→ **Exercise aim**: Within these entries, which lines include the string "Antisense"? Copy each one.
┌─ Extracted entries
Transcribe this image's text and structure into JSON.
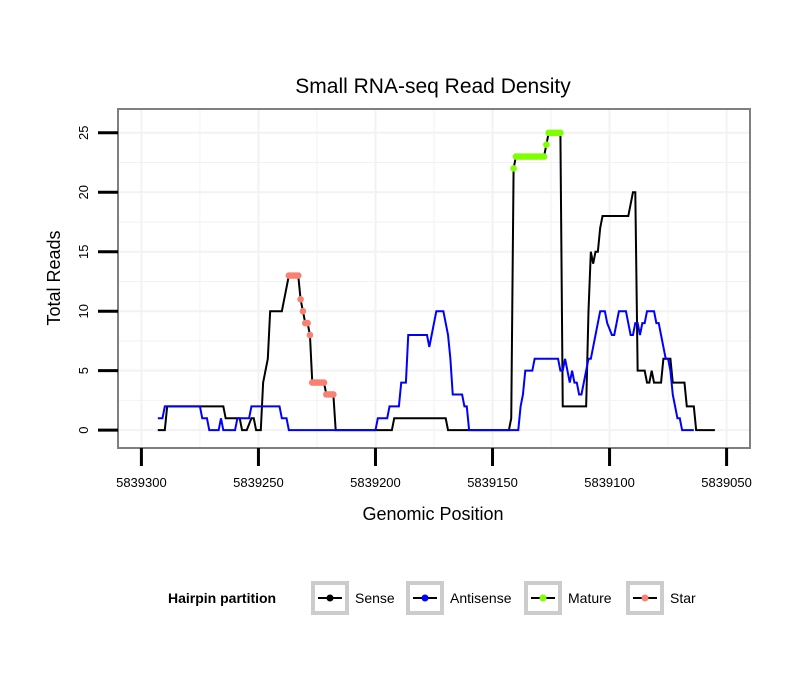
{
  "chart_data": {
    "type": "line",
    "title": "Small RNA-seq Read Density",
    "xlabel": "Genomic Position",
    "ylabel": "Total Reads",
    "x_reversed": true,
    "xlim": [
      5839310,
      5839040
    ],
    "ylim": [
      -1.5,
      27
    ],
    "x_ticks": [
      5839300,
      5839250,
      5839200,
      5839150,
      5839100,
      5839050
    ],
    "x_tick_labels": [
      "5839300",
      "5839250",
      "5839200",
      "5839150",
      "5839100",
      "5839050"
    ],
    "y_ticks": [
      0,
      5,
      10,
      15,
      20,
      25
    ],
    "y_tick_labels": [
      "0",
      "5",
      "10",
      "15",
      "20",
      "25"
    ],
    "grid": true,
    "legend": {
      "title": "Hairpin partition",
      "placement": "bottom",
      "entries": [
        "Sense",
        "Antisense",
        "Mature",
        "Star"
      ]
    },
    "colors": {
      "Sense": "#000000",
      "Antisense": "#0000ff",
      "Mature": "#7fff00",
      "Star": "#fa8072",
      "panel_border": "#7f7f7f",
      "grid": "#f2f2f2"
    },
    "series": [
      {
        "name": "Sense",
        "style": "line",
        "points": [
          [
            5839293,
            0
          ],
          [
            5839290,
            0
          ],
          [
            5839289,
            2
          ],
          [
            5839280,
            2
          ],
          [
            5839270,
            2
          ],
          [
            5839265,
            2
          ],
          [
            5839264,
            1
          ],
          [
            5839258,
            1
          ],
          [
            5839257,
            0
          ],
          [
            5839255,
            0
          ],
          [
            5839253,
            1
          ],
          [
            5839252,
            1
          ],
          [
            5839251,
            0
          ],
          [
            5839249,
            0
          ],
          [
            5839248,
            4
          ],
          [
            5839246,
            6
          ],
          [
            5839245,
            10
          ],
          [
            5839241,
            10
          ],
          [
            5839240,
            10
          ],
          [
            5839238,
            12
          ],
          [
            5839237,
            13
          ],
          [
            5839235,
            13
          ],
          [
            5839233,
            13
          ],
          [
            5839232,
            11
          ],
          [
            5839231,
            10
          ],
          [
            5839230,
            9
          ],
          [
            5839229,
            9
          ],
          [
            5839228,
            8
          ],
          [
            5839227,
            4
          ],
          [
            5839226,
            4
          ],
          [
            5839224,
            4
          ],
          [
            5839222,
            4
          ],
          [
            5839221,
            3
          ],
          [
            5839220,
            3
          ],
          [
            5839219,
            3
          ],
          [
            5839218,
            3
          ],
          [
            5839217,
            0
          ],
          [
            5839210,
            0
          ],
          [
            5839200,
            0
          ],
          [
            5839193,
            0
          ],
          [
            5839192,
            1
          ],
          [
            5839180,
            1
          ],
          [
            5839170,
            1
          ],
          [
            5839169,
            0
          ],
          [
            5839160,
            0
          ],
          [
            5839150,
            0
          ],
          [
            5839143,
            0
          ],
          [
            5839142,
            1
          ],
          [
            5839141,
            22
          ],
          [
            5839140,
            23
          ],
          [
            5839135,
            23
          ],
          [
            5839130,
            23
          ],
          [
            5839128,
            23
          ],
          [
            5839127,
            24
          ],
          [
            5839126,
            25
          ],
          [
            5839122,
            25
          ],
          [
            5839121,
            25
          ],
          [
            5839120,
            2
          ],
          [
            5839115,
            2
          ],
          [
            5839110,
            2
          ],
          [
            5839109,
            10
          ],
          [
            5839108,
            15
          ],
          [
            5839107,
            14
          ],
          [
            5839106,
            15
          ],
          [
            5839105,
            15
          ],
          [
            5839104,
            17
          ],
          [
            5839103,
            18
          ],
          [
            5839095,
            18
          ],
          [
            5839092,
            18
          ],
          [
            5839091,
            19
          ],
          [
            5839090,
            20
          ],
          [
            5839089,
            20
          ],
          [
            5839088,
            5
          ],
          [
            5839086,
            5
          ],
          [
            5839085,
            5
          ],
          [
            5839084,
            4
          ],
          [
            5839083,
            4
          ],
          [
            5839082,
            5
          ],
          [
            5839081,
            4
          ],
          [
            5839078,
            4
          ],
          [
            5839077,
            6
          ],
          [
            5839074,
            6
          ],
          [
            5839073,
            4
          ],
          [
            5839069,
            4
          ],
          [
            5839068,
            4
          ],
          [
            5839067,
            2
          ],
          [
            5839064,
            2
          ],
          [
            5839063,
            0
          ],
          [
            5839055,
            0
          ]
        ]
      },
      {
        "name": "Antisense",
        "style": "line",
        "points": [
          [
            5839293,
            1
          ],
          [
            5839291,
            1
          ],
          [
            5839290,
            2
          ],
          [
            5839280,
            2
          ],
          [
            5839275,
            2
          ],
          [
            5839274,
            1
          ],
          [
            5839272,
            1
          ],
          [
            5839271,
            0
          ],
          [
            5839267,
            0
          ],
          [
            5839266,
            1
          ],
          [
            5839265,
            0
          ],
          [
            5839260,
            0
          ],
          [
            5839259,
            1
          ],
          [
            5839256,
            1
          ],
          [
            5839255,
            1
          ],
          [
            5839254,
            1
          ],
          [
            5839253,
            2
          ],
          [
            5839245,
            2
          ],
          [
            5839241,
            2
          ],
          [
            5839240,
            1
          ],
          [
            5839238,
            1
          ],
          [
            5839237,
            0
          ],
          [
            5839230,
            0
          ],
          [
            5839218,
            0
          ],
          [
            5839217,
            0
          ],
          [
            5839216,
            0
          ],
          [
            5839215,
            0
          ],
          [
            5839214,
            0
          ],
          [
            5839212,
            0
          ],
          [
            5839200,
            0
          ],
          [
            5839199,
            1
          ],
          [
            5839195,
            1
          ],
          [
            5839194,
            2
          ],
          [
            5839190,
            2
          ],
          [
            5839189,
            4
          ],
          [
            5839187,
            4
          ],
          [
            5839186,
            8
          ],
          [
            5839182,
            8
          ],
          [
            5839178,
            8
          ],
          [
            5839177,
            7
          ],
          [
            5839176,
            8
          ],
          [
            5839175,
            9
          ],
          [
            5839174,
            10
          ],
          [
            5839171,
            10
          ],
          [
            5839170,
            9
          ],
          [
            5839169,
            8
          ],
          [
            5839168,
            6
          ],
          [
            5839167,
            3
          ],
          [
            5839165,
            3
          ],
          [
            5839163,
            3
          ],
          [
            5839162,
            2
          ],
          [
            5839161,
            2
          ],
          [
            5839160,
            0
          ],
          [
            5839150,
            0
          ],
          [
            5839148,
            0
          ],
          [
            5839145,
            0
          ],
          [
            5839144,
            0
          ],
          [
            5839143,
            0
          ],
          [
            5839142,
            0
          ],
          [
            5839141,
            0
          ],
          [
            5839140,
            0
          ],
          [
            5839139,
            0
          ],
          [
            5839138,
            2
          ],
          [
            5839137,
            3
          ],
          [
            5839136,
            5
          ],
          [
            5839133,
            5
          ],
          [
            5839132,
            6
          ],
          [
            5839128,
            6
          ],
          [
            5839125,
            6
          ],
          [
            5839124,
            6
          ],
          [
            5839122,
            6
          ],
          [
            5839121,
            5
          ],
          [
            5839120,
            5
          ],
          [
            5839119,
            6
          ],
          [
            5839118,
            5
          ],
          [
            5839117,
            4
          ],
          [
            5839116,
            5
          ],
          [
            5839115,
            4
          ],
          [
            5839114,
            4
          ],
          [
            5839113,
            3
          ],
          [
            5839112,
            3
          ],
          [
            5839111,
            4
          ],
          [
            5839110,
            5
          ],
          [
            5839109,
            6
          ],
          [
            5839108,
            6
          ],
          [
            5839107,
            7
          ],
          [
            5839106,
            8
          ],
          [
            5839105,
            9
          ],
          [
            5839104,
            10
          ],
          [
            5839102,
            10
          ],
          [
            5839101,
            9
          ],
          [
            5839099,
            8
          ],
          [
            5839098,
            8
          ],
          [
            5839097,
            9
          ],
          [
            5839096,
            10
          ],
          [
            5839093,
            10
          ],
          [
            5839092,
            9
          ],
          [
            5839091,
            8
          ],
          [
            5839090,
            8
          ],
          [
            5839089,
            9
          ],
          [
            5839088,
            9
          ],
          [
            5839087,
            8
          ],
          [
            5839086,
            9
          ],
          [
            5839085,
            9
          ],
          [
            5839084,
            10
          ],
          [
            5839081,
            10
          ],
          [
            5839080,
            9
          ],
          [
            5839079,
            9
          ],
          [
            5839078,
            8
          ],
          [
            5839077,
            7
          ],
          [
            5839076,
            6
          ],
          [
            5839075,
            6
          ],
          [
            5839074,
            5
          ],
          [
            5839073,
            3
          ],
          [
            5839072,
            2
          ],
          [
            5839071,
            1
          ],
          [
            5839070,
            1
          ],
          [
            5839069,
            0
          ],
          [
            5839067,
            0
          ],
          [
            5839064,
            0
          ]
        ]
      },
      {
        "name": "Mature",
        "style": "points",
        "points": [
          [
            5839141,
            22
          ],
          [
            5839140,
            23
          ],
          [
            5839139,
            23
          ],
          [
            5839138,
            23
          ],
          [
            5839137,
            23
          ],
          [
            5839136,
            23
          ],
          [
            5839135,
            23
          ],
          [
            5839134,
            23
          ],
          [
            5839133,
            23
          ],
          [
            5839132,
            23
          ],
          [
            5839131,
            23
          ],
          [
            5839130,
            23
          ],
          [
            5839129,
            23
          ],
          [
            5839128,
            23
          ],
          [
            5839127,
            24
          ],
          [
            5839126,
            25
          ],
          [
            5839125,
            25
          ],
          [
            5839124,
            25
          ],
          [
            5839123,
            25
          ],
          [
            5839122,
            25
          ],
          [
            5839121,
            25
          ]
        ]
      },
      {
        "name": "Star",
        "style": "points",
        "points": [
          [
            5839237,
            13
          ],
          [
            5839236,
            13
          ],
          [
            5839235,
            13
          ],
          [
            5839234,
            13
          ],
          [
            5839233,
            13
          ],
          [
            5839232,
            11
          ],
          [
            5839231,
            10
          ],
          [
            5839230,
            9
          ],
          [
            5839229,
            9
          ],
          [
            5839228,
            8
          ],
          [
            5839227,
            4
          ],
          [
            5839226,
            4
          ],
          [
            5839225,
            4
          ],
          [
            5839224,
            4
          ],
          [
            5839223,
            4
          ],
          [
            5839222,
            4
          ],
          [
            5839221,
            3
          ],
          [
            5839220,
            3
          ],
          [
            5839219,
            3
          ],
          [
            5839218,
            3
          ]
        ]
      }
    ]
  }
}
└─
→ **Written answer**:
        "Antisense",
      "Antisense": "#0000ff",
        "name": "Antisense",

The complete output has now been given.